元の文章 –

2011年10月28日金曜日@ウィーン
旅は23日目です。
曇り空、5日目です。今日から晴れるという天気予報も外れました。配偶者の晴れ女としての力も、晴れはしないとしても雨だけは降らせないということで納得するしかありませんね。
ウィーンの10月はもう冬らしいです。夏から一気に冬(秋はない!)になるときいていましたが、これがそれなんですね。こんな曇り空が幾日も続いて、さらに氷点下まで気温が下がる本格的な真冬になっていくのでしょう。
幸いにも冷たい風は吹かず、気温はちょっと上がっています。
この秋のウィーンは、音楽だけでなく美術も充実しています。今日で3日目の美術館通い。きっちりと見るために1日1美術館の方針です。
今日はベルヴェデーレ宮殿Schloss Belvedereに出かけましょう。ベルヴェデーレ宮殿に出かけると言っても、この宮殿にあるオーストリア・ギャラリーÖsterreichische Galerie Belvedereが目的です。この美術館はクリムトの名品の所蔵では有名ですが、saraiにはシーレの名品がたまりません。昨日のレオポルド美術館Leopold Museumの膨大なシーレ・コレクションをもってしても、このオーストリア・ギャラリーのシーレの珠玉のコレクションは欠くことのできない存在です。特に「家族」、「妻の肖像」、「4本の木の風景」という彼の28歳の死までの2年間の作品はとても素晴らしくいつまでも見ていたい作品です。
ベルヴェデーレ宮殿は美術館だけでなく美しい庭園があるので、本当は晴れている日のほうが気持ちが良かったのですが、こんなに曇り空が続くのでは晴れる日を選ぶなどという贅沢は言っていられません。
ベルヴェデーレ宮殿はホテルからは歩いても行ける距離ですが、体力は使い果たさない方がよいので、トラムを2つ乗り継いで向かいます。途中、ウィーン南駅の工事現場を通ります。まだまだ工事は続きそうですね。

ベルヴェデーレ宮殿の門から中に入り、美しい宮殿の正面に出ます。

宮殿の右手の小屋はブルックナーが暮らしていたところです。今回はブルックナーも旅のテーマのひとつですから、見ていきましょう。

g
宮殿を回り込んで裏の方に出ると、美しい秋色のしっとりとした庭園が広がります。その向こうにはウィーンの街が見渡せます。

生の記録 –
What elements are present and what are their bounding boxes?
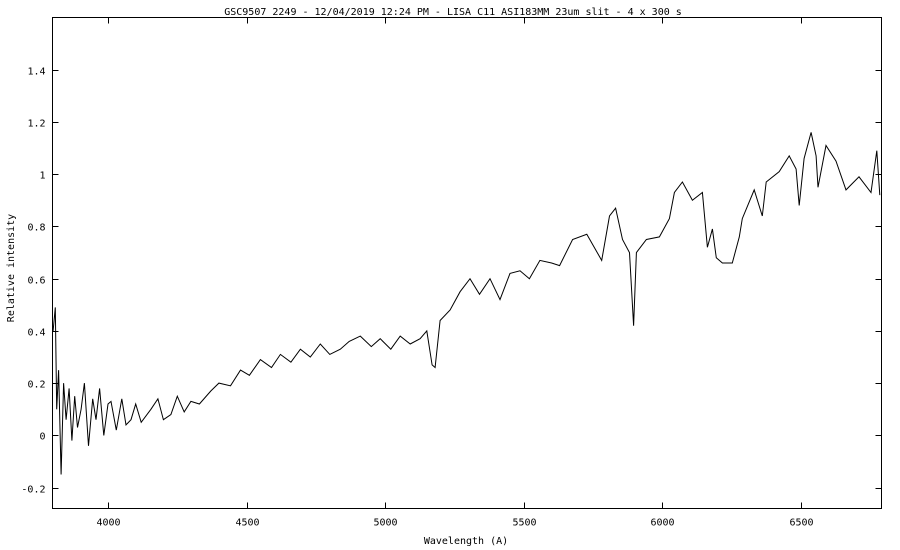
chart-title: GSC9507 2249 - 12/04/2019 12:24 PM - LIS…: [224, 7, 682, 18]
x-tick-label: 5000: [373, 518, 397, 529]
plot-frame: [52, 17, 882, 509]
spectrum-line: [52, 132, 881, 475]
x-axis: 4000 4500 5000 5500 6000 6500: [96, 17, 814, 529]
y-axis-label: Relative intensity: [6, 214, 17, 322]
y-tick-label: 1: [39, 171, 45, 182]
x-tick-label: 4500: [235, 518, 259, 529]
y-tick-label: 0.6: [27, 276, 45, 287]
y-tick-label: 1.4: [27, 67, 45, 78]
y-tick-label: 0.2: [27, 380, 45, 391]
y-tick-label: 1.2: [27, 119, 45, 130]
x-tick-label: 6000: [650, 518, 674, 529]
x-tick-label: 5500: [512, 518, 536, 529]
x-tick-label: 4000: [96, 518, 120, 529]
y-tick-label: 0.8: [27, 223, 45, 234]
x-tick-label: 6500: [789, 518, 813, 529]
y-tick-label: 0.4: [27, 328, 45, 339]
y-tick-label: 0: [39, 432, 45, 443]
x-axis-label: Wavelength (A): [424, 536, 508, 547]
y-axis: -0.2 0 0.2 0.4 0.6 0.8 1 1.2 1.4: [21, 67, 882, 496]
y-tick-label: -0.2: [21, 485, 45, 496]
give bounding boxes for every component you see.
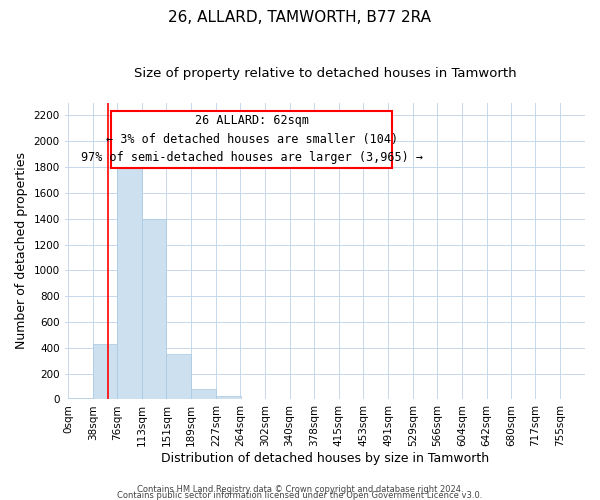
- Text: Contains public sector information licensed under the Open Government Licence v3: Contains public sector information licen…: [118, 490, 482, 500]
- Bar: [240, 399, 265, 400]
- X-axis label: Distribution of detached houses by size in Tamworth: Distribution of detached houses by size …: [161, 452, 489, 465]
- FancyBboxPatch shape: [112, 112, 392, 168]
- Bar: [68, 398, 93, 400]
- Bar: [166, 354, 191, 400]
- Y-axis label: Number of detached properties: Number of detached properties: [15, 152, 28, 350]
- Bar: [118, 167, 142, 400]
- Text: 26 ALLARD: 62sqm
← 3% of detached houses are smaller (104)
97% of semi-detached : 26 ALLARD: 62sqm ← 3% of detached houses…: [81, 114, 423, 164]
- Bar: [142, 218, 166, 400]
- Bar: [191, 389, 216, 400]
- Bar: [93, 344, 118, 400]
- Bar: [216, 396, 241, 400]
- Text: Contains HM Land Registry data © Crown copyright and database right 2024.: Contains HM Land Registry data © Crown c…: [137, 484, 463, 494]
- Text: 26, ALLARD, TAMWORTH, B77 2RA: 26, ALLARD, TAMWORTH, B77 2RA: [169, 10, 431, 25]
- Title: Size of property relative to detached houses in Tamworth: Size of property relative to detached ho…: [134, 68, 516, 80]
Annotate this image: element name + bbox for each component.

やること – ベルヴェデーレ宮殿を訪ねたウィーン旅行記を、最後の文に続けて書き進めよ。

以下に出力 –
そういえば、ずっと庭園の工事をしていましたが、ようやく出来上がったようですね。saraiは、お約束の「タッチ」です。

儀式が終わったところで美術館に入館ですが、チケット売り場も変更になっていて、えらく遠くまで行かないと買えません。

今回は上宮Obere Belvedereでの常設展に加えて、下宮Untere Belvedereでの特別展を見ます。両方見られるフルチケットを購入します。
これが常設展のパンフレットです。

入館して早速、クリムト、シーレを見たいところですが、今回はすべて見て回るという方針なので、1階のフロアから順に周ります。1階は初めて周りますが、ここには中世からバロックの作品があります。次にようやく2階のフロアに上がり、これも定例になっているテラスからの眺めを楽しみます。実に美しい風景です。

まずはクリムトの展示に行き着きます。さすがに有名な「接吻」も何回も見ているので前のような感激はありませんが、実に輝かしく、そして女性の美しさが金箔の文様の下に感じられます。残念ながら、このベルヴェデーレ宮殿では内部での撮影は禁止なので、絵画作品の写真はまったくなし。美術史美術館やレオポルド美術館は太っ腹で撮り放題なのにね。でも、代表的な作品だけは、購入したガイドブックからご紹介しましょう。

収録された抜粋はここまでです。